-- begin INPUT RECORDS --

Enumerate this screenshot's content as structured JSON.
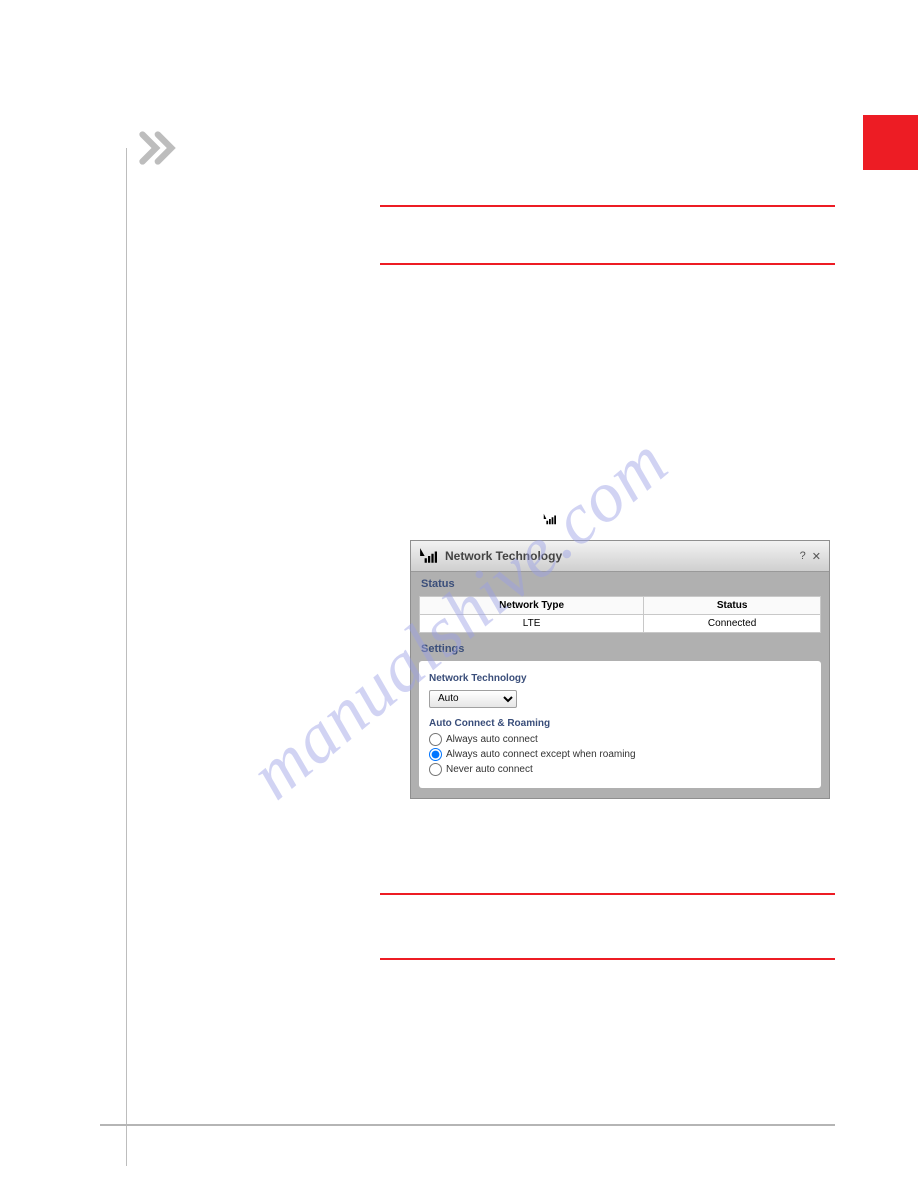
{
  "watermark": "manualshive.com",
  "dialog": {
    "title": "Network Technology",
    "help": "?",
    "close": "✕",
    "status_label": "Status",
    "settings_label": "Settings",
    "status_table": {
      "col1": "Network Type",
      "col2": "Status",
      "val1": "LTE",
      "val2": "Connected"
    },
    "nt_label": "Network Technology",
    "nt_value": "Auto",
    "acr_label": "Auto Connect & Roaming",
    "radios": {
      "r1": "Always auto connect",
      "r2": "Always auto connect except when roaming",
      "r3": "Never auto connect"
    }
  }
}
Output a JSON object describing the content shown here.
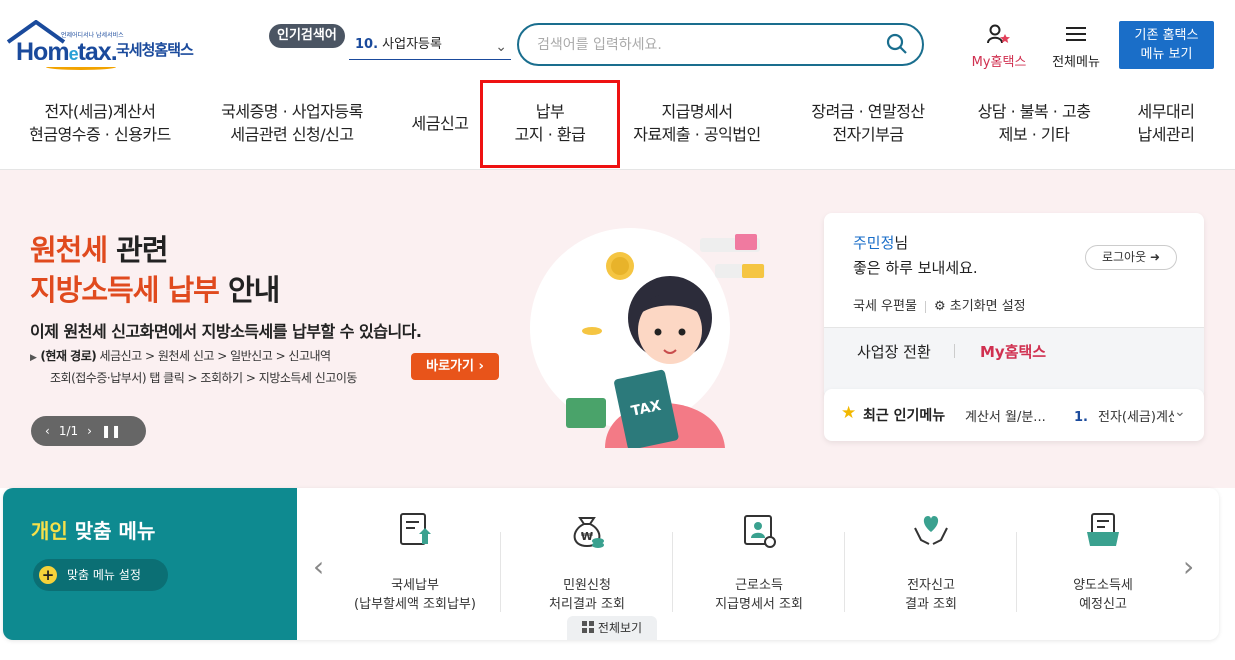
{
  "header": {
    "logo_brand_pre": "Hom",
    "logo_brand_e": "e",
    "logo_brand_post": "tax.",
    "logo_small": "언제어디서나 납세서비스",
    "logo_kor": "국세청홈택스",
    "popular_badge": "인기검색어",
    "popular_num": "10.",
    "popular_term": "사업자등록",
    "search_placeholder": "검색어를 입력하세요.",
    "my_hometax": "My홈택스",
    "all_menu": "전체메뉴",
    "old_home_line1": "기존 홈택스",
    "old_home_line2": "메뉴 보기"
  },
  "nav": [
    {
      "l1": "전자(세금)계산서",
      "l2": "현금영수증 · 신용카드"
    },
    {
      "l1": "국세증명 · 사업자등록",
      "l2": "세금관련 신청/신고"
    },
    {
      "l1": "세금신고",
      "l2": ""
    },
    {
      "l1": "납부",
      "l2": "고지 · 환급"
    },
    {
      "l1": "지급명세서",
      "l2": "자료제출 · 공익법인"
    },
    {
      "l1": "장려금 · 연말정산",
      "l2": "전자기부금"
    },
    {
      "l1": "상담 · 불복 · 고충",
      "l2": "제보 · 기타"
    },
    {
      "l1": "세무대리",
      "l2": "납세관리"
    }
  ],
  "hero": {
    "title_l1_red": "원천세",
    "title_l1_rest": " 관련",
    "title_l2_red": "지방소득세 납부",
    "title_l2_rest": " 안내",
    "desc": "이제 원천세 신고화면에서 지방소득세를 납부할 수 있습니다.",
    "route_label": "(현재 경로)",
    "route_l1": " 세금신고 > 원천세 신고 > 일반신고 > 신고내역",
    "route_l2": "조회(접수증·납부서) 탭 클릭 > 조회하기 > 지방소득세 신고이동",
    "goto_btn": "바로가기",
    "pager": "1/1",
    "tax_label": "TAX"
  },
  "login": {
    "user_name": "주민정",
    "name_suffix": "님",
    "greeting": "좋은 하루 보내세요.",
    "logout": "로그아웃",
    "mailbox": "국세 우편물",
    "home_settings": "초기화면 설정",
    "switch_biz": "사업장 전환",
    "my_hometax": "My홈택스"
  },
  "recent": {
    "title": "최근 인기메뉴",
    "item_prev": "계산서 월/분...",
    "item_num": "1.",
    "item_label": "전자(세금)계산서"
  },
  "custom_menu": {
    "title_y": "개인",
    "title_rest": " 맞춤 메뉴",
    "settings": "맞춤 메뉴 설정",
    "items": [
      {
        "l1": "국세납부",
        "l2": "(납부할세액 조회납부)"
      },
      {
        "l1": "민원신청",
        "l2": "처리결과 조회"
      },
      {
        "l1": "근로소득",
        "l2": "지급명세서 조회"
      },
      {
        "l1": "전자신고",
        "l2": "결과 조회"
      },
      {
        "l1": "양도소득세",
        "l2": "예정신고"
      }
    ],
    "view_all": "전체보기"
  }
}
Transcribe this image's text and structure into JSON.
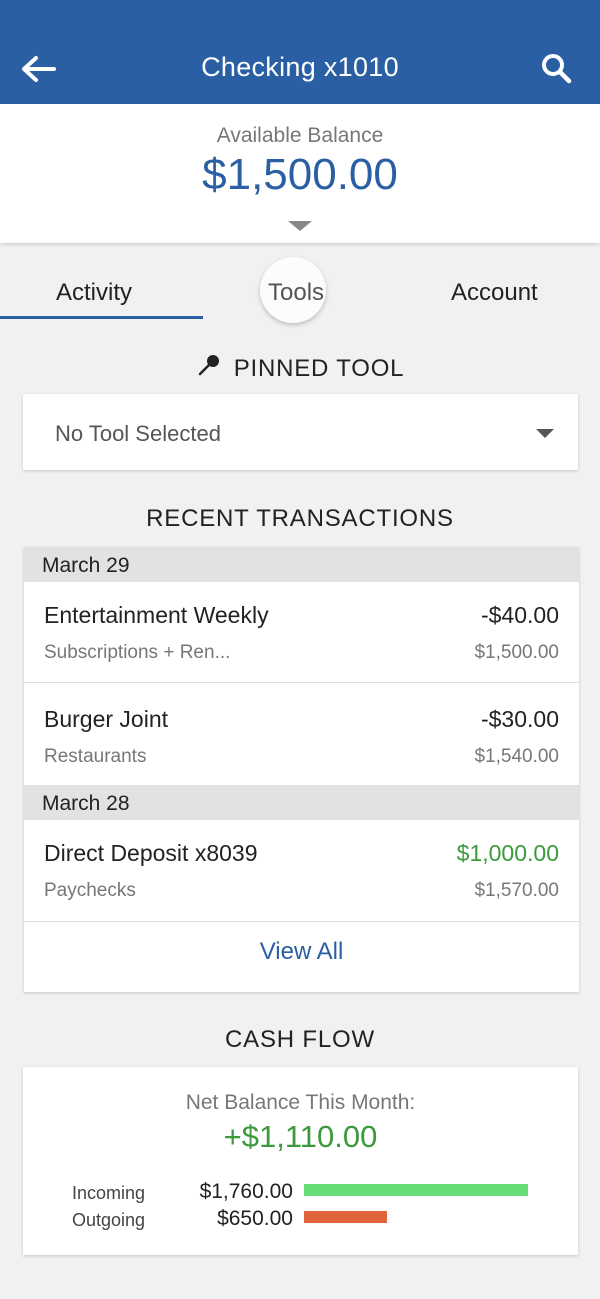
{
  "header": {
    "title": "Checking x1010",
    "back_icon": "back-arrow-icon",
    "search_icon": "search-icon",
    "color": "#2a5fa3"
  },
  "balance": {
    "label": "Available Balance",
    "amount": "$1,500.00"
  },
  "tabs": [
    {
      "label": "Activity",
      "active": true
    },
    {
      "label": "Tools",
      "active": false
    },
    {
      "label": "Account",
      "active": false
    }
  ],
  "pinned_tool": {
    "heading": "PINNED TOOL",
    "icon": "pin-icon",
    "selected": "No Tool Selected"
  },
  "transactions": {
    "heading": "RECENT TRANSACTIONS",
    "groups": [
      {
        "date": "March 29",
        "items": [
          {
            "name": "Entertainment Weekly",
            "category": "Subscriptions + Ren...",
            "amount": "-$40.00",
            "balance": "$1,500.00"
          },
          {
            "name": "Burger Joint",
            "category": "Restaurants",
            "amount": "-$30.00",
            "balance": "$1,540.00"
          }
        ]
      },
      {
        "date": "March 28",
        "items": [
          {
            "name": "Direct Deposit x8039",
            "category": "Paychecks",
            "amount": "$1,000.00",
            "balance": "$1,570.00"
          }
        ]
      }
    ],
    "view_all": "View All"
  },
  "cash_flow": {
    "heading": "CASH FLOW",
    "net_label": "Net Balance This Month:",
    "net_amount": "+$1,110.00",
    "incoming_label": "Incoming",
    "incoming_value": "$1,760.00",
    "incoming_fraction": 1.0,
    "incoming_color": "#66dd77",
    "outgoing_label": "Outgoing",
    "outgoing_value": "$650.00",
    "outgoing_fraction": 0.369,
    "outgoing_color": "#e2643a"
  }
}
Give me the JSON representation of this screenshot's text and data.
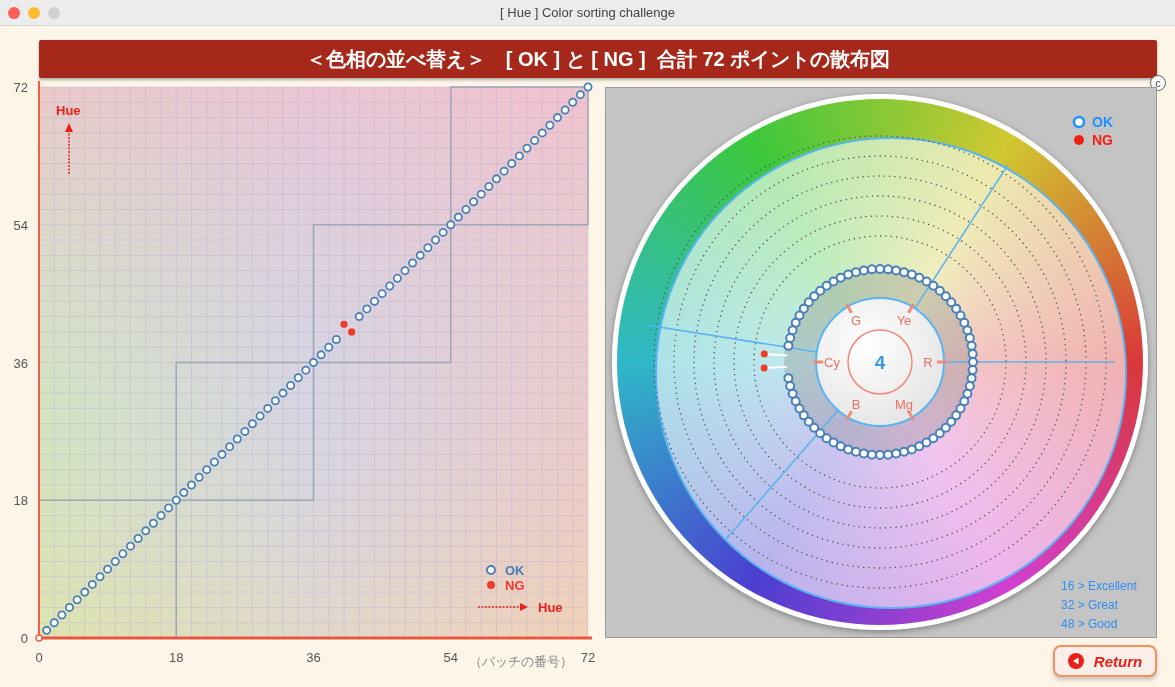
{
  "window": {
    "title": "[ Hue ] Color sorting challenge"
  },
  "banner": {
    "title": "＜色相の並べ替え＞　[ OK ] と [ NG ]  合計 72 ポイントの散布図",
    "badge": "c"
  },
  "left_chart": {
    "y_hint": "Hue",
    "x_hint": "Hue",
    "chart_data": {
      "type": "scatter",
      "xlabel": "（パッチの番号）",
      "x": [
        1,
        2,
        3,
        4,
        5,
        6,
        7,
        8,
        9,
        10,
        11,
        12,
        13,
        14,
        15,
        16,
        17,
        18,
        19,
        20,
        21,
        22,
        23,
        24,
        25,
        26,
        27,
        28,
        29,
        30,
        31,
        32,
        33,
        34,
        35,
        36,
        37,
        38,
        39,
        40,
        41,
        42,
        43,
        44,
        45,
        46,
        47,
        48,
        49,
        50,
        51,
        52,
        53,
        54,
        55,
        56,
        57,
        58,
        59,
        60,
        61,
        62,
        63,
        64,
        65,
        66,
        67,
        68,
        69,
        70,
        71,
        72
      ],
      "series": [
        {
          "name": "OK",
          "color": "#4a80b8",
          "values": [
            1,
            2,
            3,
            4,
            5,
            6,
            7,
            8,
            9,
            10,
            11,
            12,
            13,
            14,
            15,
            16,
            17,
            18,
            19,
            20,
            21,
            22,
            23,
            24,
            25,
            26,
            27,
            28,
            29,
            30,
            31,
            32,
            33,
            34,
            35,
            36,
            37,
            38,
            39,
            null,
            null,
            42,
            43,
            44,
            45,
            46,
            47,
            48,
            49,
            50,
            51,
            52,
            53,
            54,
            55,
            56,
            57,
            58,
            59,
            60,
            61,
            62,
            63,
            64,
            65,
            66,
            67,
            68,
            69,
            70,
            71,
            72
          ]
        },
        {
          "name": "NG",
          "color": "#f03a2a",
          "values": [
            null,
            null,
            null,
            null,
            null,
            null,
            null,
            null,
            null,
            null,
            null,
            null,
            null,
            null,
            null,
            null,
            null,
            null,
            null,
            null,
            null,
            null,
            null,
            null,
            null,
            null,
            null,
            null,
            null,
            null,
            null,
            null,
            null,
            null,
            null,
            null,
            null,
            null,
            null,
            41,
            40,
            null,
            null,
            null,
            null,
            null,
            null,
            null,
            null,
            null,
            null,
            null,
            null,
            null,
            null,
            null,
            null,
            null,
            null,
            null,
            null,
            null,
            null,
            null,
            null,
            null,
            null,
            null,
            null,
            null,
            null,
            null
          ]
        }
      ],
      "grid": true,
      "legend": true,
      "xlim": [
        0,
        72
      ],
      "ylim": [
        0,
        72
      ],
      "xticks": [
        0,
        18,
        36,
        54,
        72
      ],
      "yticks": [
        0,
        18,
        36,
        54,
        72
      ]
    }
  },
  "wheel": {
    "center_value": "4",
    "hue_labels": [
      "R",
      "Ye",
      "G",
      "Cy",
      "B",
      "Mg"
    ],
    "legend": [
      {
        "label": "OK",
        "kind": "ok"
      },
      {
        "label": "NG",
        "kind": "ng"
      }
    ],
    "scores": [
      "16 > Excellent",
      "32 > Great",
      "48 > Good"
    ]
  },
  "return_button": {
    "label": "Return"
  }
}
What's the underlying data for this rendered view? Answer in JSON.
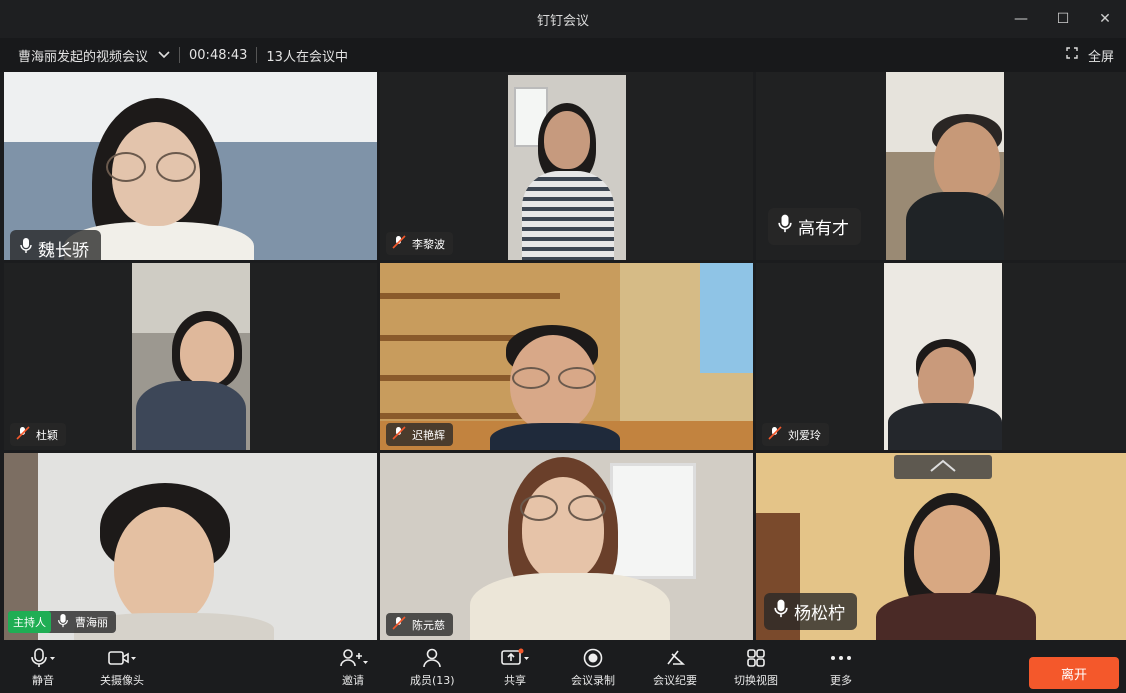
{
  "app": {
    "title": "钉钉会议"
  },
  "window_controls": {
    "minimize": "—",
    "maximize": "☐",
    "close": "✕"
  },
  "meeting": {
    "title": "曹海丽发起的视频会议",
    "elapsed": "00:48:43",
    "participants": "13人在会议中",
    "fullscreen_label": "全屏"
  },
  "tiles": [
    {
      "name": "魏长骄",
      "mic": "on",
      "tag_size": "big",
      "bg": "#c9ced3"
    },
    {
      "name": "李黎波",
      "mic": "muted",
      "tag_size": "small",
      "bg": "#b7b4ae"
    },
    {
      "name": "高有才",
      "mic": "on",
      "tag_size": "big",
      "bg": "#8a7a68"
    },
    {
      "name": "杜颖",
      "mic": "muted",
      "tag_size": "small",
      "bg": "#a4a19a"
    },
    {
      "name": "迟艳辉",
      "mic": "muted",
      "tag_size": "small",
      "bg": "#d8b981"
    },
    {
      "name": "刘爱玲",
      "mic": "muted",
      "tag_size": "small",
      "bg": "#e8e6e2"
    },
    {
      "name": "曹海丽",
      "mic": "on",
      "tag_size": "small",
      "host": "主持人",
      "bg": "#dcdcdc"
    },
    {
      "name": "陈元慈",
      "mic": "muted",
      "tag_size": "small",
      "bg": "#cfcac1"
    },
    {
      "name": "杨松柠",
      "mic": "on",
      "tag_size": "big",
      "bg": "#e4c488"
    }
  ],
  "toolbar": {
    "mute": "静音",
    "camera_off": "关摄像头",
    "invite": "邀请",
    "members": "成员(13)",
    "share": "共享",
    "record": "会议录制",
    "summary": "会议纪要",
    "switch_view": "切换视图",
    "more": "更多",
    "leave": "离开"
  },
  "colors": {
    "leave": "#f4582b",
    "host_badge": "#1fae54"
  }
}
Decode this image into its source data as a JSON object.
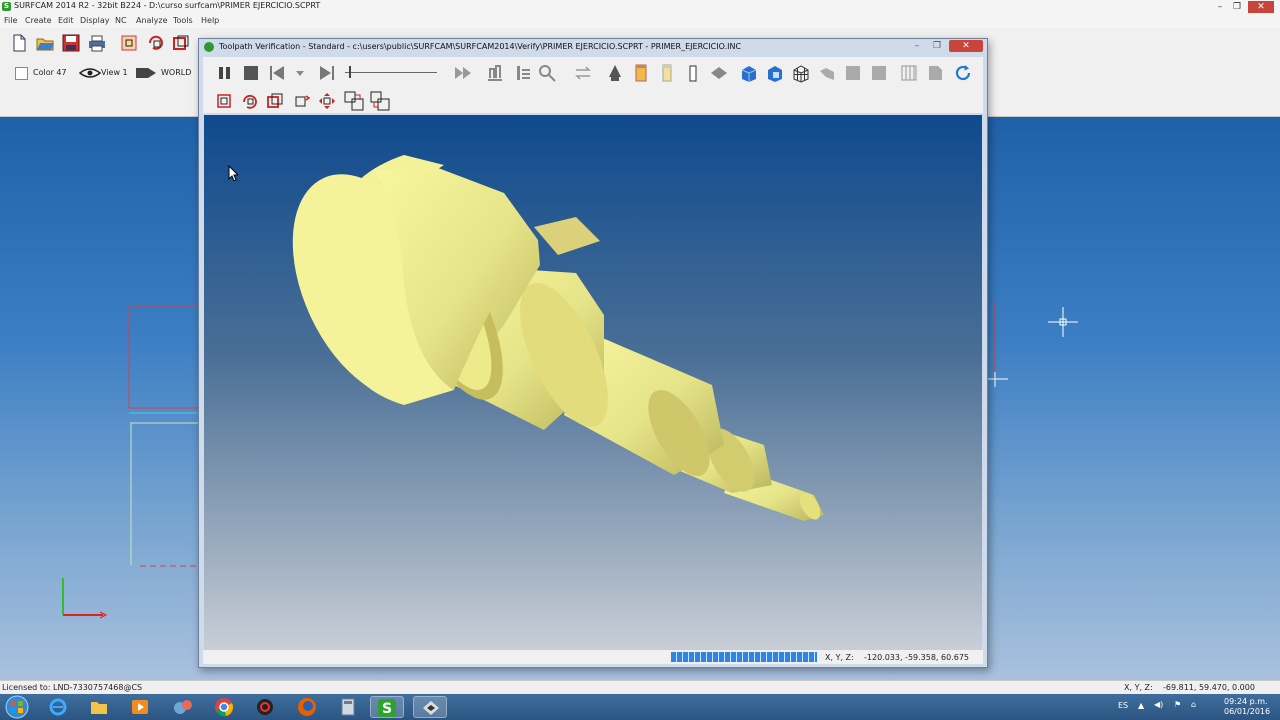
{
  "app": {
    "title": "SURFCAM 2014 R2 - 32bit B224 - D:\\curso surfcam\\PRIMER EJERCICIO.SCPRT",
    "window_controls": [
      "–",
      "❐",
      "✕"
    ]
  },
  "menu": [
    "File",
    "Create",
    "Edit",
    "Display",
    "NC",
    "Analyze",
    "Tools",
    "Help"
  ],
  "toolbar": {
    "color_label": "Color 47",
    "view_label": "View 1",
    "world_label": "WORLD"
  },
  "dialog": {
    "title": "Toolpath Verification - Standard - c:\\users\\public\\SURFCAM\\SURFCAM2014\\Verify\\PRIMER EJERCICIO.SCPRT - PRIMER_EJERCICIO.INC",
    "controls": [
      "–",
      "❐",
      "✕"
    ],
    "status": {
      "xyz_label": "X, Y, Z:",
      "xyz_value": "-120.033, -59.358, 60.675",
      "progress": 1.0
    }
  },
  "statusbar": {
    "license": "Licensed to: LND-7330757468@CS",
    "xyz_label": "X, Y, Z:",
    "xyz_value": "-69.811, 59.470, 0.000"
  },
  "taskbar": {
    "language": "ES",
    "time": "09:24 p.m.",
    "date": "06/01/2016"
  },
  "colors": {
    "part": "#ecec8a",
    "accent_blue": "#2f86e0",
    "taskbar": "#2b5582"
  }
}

-- end INPUT RECORDS --

*TASK TO CARRY OUT*. Show all lines in the entries above where the word "icon" appears.

*ANSWER BELOW*.
    "back_icon": "back-arrow-icon",
    "search_icon": "search-icon",
    "icon": "pin-icon",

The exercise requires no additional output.